> _What is expected_: Keep only the lines of the listing that include the word "chaque", and copy them.

> _Provided data_:
▬▬▬▬▬▬
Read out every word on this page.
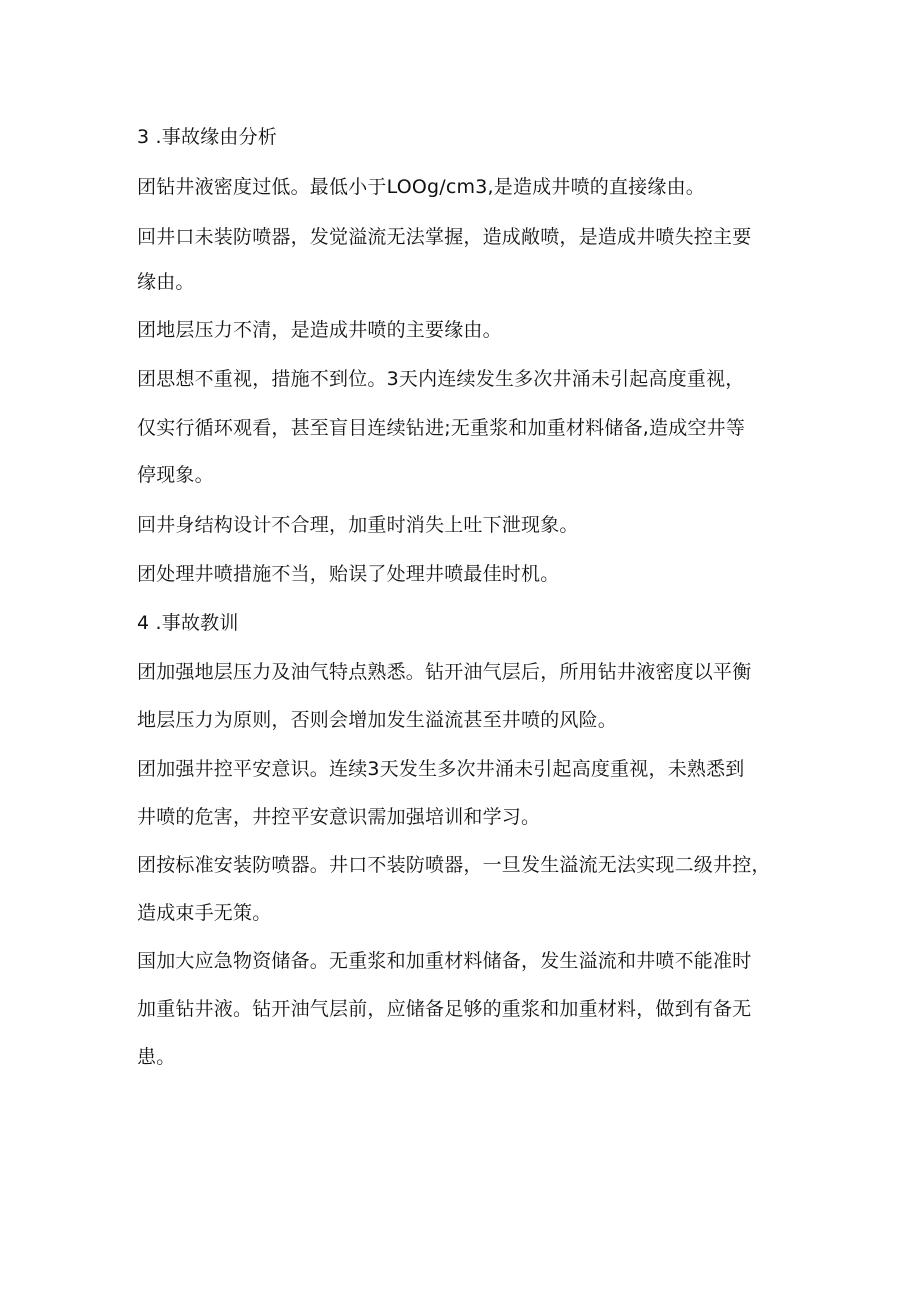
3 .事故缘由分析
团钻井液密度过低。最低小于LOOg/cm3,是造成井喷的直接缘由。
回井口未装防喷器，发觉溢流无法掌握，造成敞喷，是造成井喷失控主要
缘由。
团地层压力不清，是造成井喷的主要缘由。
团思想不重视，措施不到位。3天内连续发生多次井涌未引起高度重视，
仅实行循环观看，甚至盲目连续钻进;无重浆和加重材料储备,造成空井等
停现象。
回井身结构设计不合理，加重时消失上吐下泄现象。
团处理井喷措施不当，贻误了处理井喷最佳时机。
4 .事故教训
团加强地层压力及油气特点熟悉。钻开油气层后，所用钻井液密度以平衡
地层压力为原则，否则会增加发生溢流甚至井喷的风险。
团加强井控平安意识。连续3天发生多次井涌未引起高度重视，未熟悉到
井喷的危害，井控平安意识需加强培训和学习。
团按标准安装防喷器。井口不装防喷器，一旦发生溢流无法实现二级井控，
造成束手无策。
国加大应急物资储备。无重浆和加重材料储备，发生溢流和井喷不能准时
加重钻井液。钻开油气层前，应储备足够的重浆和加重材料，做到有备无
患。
▬▬▬▬▬▬
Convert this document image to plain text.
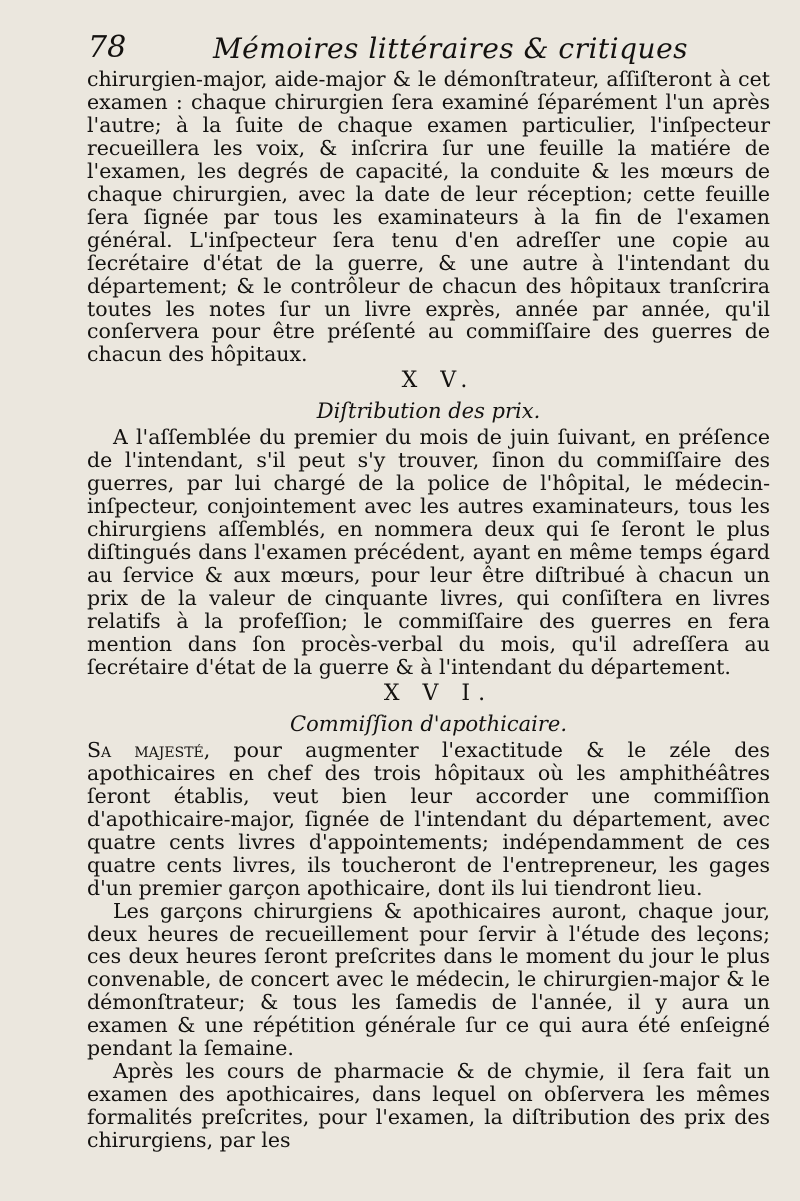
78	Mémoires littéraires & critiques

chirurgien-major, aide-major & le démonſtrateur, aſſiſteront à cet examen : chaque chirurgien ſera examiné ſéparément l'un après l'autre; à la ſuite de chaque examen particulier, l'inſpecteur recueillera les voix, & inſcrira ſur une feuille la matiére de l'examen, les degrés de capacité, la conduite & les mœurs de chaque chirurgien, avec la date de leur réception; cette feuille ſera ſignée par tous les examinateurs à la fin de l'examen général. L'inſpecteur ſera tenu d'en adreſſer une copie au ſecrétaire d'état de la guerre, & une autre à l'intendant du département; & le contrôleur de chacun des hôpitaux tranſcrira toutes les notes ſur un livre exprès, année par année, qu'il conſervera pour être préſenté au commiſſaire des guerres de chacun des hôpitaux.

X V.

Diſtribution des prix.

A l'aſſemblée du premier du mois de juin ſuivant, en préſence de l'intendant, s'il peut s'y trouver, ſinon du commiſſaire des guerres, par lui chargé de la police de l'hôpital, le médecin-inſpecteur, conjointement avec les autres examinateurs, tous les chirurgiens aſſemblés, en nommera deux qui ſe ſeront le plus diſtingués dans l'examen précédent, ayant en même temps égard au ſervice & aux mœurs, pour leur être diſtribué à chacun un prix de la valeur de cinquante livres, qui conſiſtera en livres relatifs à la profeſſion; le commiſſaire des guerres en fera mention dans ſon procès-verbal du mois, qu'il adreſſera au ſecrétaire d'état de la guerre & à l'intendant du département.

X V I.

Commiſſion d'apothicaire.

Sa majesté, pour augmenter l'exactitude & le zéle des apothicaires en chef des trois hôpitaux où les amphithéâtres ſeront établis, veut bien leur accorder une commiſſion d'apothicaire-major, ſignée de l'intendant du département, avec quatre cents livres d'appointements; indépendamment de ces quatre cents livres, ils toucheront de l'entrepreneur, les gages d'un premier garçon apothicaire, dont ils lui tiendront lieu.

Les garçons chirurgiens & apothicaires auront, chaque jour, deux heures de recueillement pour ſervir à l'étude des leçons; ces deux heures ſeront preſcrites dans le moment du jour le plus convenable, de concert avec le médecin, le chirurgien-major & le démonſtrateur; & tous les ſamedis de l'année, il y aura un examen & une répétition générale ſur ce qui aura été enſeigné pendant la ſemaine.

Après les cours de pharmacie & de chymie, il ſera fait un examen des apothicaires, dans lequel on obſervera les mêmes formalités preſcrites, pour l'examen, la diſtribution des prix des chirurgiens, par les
▬▬▬▬▬▬
> _Solution to the exercise_:
chirurgien-major, aide-major & le démonſtrateur, aſſiſteront à cet examen : chaque chirurgien ſera examiné ſéparément l'un après l'autre; à la ſuite de chaque examen particulier, l'inſpecteur recueillera les voix, & inſcrira ſur une feuille la matiére de l'examen, les degrés de capacité, la conduite & les mœurs de chaque chirurgien, avec la date de leur réception; cette feuille ſera ſignée par tous les examinateurs à la fin de l'examen général. L'inſpecteur ſera tenu d'en adreſſer une copie au ſecrétaire d'état de la guerre, & une autre à l'intendant du département; & le contrôleur de chacun des hôpitaux tranſcrira toutes les notes ſur un livre exprès, année par année, qu'il conſervera pour être préſenté au commiſſaire des guerres de chacun des hôpitaux.
Les garçons chirurgiens & apothicaires auront, chaque jour, deux heures de recueillement pour ſervir à l'étude des leçons; ces deux heures ſeront preſcrites dans le moment du jour le plus convenable, de concert avec le médecin, le chirurgien-major & le démonſtrateur; & tous les ſamedis de l'année, il y aura un examen & une répétition générale ſur ce qui aura été enſeigné pendant la ſemaine.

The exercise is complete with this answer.